Below is a set of records; print all of them exactly as written.
*** Supplied material
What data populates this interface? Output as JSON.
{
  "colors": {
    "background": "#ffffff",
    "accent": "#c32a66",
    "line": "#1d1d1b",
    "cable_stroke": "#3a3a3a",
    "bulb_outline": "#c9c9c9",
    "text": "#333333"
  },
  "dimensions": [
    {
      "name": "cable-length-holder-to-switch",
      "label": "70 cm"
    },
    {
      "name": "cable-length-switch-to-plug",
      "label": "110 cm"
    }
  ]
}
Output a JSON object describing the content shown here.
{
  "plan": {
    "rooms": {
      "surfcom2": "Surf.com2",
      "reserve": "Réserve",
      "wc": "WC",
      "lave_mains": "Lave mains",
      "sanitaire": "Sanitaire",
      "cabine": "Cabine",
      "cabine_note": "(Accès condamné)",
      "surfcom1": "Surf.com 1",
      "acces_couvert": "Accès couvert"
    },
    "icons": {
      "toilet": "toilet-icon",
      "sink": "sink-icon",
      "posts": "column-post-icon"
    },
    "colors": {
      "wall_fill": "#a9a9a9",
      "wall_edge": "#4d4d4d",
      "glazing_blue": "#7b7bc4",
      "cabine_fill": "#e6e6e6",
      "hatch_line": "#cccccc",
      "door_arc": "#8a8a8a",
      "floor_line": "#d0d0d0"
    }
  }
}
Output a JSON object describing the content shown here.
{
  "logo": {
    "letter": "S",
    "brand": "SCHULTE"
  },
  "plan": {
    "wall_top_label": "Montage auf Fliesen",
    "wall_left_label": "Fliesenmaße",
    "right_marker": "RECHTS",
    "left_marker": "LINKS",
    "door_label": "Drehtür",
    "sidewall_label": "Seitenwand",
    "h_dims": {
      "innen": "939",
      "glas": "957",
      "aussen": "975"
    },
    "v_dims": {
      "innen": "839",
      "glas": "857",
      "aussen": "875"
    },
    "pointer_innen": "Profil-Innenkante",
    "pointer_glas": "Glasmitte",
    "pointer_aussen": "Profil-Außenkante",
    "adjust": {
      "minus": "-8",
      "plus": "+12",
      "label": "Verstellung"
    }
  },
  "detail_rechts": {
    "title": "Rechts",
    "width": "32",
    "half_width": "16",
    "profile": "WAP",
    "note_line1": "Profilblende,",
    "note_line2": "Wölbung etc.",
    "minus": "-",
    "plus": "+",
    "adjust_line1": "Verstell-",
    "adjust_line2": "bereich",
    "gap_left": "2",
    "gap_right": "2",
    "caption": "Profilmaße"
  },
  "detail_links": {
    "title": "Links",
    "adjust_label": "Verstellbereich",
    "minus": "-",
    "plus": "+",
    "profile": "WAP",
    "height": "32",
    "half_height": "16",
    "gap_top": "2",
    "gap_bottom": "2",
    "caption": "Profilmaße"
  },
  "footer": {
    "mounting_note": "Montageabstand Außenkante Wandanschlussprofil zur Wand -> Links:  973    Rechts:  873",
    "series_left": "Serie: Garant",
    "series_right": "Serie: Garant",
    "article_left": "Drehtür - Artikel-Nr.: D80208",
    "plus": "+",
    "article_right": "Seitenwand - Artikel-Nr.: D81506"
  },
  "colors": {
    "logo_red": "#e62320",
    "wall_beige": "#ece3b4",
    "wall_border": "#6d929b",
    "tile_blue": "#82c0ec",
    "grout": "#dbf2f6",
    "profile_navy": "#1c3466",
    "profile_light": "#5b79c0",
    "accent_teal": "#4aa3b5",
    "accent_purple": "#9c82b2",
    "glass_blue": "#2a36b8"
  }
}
******
Problem solution:
What data populates this interface? Output as JSON.
{
  "colors": {
    "background": "#ffffff",
    "accent": "#c32a66",
    "line": "#1d1d1b",
    "cable_stroke": "#3a3a3a",
    "bulb_outline": "#c9c9c9",
    "text": "#333333"
  },
  "dimensions": [
    {
      "name": "cable-length-holder-to-switch",
      "label": "70 cm"
    },
    {
      "name": "cable-length-switch-to-plug",
      "label": "110 cm"
    }
  ]
}
Output a JSON object describing the content shown here.
{
  "plan": {
    "rooms": {
      "surfcom2": "Surf.com2",
      "reserve": "Réserve",
      "wc": "WC",
      "lave_mains": "Lave mains",
      "sanitaire": "Sanitaire",
      "cabine": "Cabine",
      "cabine_note": "(Accès condamné)",
      "surfcom1": "Surf.com 1",
      "acces_couvert": "Accès couvert"
    },
    "icons": {
      "toilet": "toilet-icon",
      "sink": "sink-icon",
      "posts": "column-post-icon"
    },
    "colors": {
      "wall_fill": "#a9a9a9",
      "wall_edge": "#4d4d4d",
      "glazing_blue": "#7b7bc4",
      "cabine_fill": "#e6e6e6",
      "hatch_line": "#cccccc",
      "door_arc": "#8a8a8a",
      "floor_line": "#d0d0d0"
    }
  }
}
Output a JSON object describing the content shown here.
{
  "logo": {
    "letter": "S",
    "brand": "SCHULTE"
  },
  "plan": {
    "wall_top_label": "Montage auf Fliesen",
    "wall_left_label": "Fliesenmaße",
    "right_marker": "RECHTS",
    "left_marker": "LINKS",
    "door_label": "Drehtür",
    "sidewall_label": "Seitenwand",
    "h_dims": {
      "innen": "939",
      "glas": "957",
      "aussen": "975"
    },
    "v_dims": {
      "innen": "839",
      "glas": "857",
      "aussen": "875"
    },
    "pointer_innen": "Profil-Innenkante",
    "pointer_glas": "Glasmitte",
    "pointer_aussen": "Profil-Außenkante",
    "adjust": {
      "minus": "-8",
      "plus": "+12",
      "label": "Verstellung"
    }
  },
  "detail_rechts": {
    "title": "Rechts",
    "width": "32",
    "half_width": "16",
    "profile": "WAP",
    "note_line1": "Profilblende,",
    "note_line2": "Wölbung etc.",
    "minus": "-",
    "plus": "+",
    "adjust_line1": "Verstell-",
    "adjust_line2": "bereich",
    "gap_left": "2",
    "gap_right": "2",
    "caption": "Profilmaße"
  },
  "detail_links": {
    "title": "Links",
    "adjust_label": "Verstellbereich",
    "minus": "-",
    "plus": "+",
    "profile": "WAP",
    "height": "32",
    "half_height": "16",
    "gap_top": "2",
    "gap_bottom": "2",
    "caption": "Profilmaße"
  },
  "footer": {
    "mounting_note": "Montageabstand Außenkante Wandanschlussprofil zur Wand -> Links:  973    Rechts:  873",
    "series_left": "Serie: Garant",
    "series_right": "Serie: Garant",
    "article_left": "Drehtür - Artikel-Nr.: D80208",
    "plus": "+",
    "article_right": "Seitenwand - Artikel-Nr.: D81506"
  },
  "colors": {
    "logo_red": "#e62320",
    "wall_beige": "#ece3b4",
    "wall_border": "#6d929b",
    "tile_blue": "#82c0ec",
    "grout": "#dbf2f6",
    "profile_navy": "#1c3466",
    "profile_light": "#5b79c0",
    "accent_teal": "#4aa3b5",
    "accent_purple": "#9c82b2",
    "glass_blue": "#2a36b8"
  }
}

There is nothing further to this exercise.